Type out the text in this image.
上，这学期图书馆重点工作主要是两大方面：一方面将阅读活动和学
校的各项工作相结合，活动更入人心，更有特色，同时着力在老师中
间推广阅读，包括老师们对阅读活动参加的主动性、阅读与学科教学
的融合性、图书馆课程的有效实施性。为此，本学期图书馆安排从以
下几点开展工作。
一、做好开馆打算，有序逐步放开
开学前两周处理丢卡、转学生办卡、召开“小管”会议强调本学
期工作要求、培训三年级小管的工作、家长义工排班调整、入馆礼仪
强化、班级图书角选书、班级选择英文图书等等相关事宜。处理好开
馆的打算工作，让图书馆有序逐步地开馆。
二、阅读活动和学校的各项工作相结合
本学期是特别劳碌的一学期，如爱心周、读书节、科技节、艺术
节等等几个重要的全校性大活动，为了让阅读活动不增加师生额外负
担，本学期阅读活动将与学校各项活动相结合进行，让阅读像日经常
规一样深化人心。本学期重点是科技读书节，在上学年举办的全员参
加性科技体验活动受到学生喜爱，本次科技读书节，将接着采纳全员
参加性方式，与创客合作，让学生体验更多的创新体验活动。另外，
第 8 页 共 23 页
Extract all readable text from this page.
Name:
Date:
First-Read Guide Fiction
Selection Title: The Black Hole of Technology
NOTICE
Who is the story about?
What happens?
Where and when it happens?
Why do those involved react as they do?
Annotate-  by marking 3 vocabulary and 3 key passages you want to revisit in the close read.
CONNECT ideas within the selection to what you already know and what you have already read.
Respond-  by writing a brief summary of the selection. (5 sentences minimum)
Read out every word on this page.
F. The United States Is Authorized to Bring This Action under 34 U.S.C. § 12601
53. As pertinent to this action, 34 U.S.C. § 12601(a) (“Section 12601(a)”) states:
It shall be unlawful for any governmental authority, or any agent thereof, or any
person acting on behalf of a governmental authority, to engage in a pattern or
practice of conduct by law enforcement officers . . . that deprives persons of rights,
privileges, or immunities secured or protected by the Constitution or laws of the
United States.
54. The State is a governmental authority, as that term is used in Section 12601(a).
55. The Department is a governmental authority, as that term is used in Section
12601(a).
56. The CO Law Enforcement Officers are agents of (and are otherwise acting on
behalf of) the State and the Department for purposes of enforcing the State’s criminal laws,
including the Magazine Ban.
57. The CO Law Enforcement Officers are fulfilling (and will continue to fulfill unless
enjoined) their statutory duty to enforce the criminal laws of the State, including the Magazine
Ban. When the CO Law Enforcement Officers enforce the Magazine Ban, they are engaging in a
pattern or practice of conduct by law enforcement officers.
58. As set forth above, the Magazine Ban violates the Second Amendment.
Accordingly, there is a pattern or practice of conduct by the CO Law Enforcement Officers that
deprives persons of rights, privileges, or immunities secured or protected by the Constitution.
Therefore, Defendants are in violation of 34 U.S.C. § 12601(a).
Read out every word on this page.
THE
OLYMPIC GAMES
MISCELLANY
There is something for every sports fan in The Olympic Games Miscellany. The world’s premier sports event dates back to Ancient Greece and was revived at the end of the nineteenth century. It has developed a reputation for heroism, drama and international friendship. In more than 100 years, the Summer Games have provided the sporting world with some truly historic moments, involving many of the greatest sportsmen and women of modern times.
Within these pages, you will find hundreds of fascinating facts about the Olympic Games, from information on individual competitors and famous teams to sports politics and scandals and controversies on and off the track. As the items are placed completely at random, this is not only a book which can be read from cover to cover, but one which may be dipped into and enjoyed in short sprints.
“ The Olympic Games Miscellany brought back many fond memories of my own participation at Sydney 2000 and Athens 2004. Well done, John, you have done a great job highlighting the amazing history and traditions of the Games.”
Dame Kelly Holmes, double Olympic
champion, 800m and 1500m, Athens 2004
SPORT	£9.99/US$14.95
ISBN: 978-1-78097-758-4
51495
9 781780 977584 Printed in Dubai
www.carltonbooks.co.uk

*****

• STATED PROBLEM:
Send back all of the entries exactly, with nothing missing.

• REPLY:
Type out the text in this image.
上，这学期图书馆重点工作主要是两大方面：一方面将阅读活动和学
校的各项工作相结合，活动更入人心，更有特色，同时着力在老师中
间推广阅读，包括老师们对阅读活动参加的主动性、阅读与学科教学
的融合性、图书馆课程的有效实施性。为此，本学期图书馆安排从以
下几点开展工作。
一、做好开馆打算，有序逐步放开
开学前两周处理丢卡、转学生办卡、召开“小管”会议强调本学
期工作要求、培训三年级小管的工作、家长义工排班调整、入馆礼仪
强化、班级图书角选书、班级选择英文图书等等相关事宜。处理好开
馆的打算工作，让图书馆有序逐步地开馆。
二、阅读活动和学校的各项工作相结合
本学期是特别劳碌的一学期，如爱心周、读书节、科技节、艺术
节等等几个重要的全校性大活动，为了让阅读活动不增加师生额外负
担，本学期阅读活动将与学校各项活动相结合进行，让阅读像日经常
规一样深化人心。本学期重点是科技读书节，在上学年举办的全员参
加性科技体验活动受到学生喜爱，本次科技读书节，将接着采纳全员
参加性方式，与创客合作，让学生体验更多的创新体验活动。另外，
第 8 页 共 23 页
Extract all readable text from this page.
Name:
Date:
First-Read Guide Fiction
Selection Title: The Black Hole of Technology
NOTICE
Who is the story about?
What happens?
Where and when it happens?
Why do those involved react as they do?
Annotate-  by marking 3 vocabulary and 3 key passages you want to revisit in the close read.
CONNECT ideas within the selection to what you already know and what you have already read.
Respond-  by writing a brief summary of the selection. (5 sentences minimum)
Read out every word on this page.
F. The United States Is Authorized to Bring This Action under 34 U.S.C. § 12601
53. As pertinent to this action, 34 U.S.C. § 12601(a) (“Section 12601(a)”) states:
It shall be unlawful for any governmental authority, or any agent thereof, or any
person acting on behalf of a governmental authority, to engage in a pattern or
practice of conduct by law enforcement officers . . . that deprives persons of rights,
privileges, or immunities secured or protected by the Constitution or laws of the
United States.
54. The State is a governmental authority, as that term is used in Section 12601(a).
55. The Department is a governmental authority, as that term is used in Section
12601(a).
56. The CO Law Enforcement Officers are agents of (and are otherwise acting on
behalf of) the State and the Department for purposes of enforcing the State’s criminal laws,
including the Magazine Ban.
57. The CO Law Enforcement Officers are fulfilling (and will continue to fulfill unless
enjoined) their statutory duty to enforce the criminal laws of the State, including the Magazine
Ban. When the CO Law Enforcement Officers enforce the Magazine Ban, they are engaging in a
pattern or practice of conduct by law enforcement officers.
58. As set forth above, the Magazine Ban violates the Second Amendment.
Accordingly, there is a pattern or practice of conduct by the CO Law Enforcement Officers that
deprives persons of rights, privileges, or immunities secured or protected by the Constitution.
Therefore, Defendants are in violation of 34 U.S.C. § 12601(a).
Read out every word on this page.
THE
OLYMPIC GAMES
MISCELLANY
There is something for every sports fan in The Olympic Games Miscellany. The world’s premier sports event dates back to Ancient Greece and was revived at the end of the nineteenth century. It has developed a reputation for heroism, drama and international friendship. In more than 100 years, the Summer Games have provided the sporting world with some truly historic moments, involving many of the greatest sportsmen and women of modern times.
Within these pages, you will find hundreds of fascinating facts about the Olympic Games, from information on individual competitors and famous teams to sports politics and scandals and controversies on and off the track. As the items are placed completely at random, this is not only a book which can be read from cover to cover, but one which may be dipped into and enjoyed in short sprints.
“ The Olympic Games Miscellany brought back many fond memories of my own participation at Sydney 2000 and Athens 2004. Well done, John, you have done a great job highlighting the amazing history and traditions of the Games.”
Dame Kelly Holmes, double Olympic
champion, 800m and 1500m, Athens 2004
SPORT	£9.99/US$14.95
ISBN: 978-1-78097-758-4
51495
9 781780 977584 Printed in Dubai
www.carltonbooks.co.uk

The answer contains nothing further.